- **The request**
Copy the records word for word, starting at the beginning of the records and ending at the line that contains "x-axis-label: Date [272,391,301,405]", with both ends included. Leave the pictures out of your copy.

- **Supplied entries**
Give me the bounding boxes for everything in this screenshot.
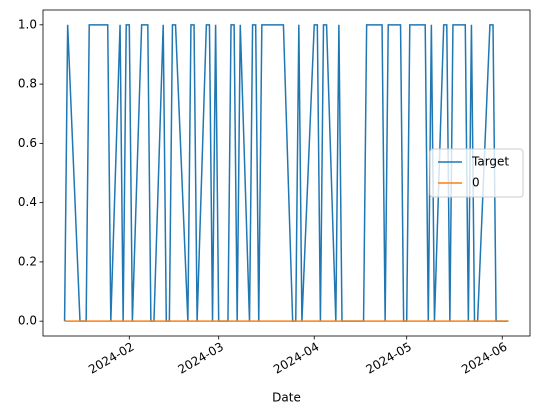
y-tick-label: 1.0 [18,17,37,31]
y-tick-label: 0.0 [18,314,37,328]
x-tick-label: 2024-04 [271,340,321,377]
y-tick-label: 0.6 [18,136,37,150]
legend-label: Target [471,155,509,169]
x-tick-label: 2024-05 [364,340,414,377]
legend-label: 0 [472,176,480,190]
x-tick-label: 2024-06 [459,340,509,377]
x-axis-label: Date [272,391,301,405]
y-tick-label: 0.8 [18,77,37,91]
y-tick-label: 0.2 [18,254,37,268]
x-tick-label: 2024-03 [176,340,226,377]
legend-box [429,148,524,198]
series-line [63,24,509,322]
x-tick-label: 2024-02 [86,340,136,377]
y-tick-label: 0.4 [18,195,37,209]
plot-frame [42,9,531,337]
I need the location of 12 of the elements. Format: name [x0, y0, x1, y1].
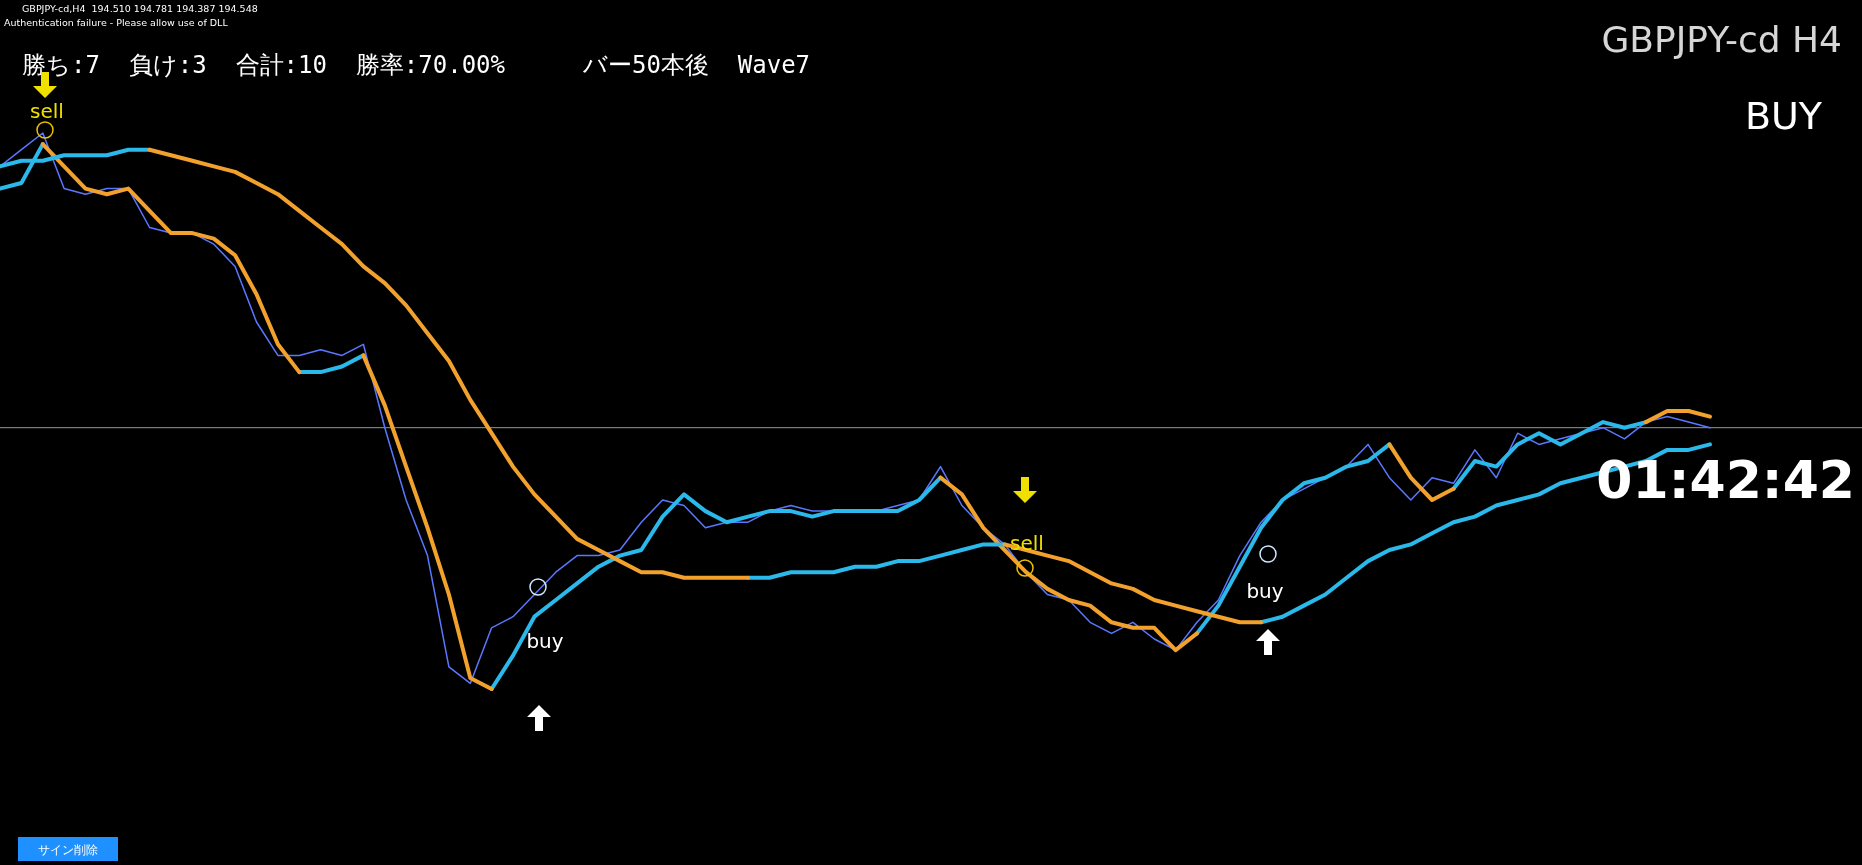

- **Answer to the problem**
Give me the bounding boxes for everything in this screenshot.
y-tick-label: 1.0 [18,17,37,31]
y-tick-label: 0.0 [18,314,37,328]
x-tick-label: 2024-04 [271,340,321,377]
y-tick-label: 0.6 [18,136,37,150]
legend-label: Target [471,155,509,169]
x-tick-label: 2024-05 [364,340,414,377]
legend-label: 0 [472,176,480,190]
x-tick-label: 2024-06 [459,340,509,377]
x-axis-label: Date [272,391,301,405]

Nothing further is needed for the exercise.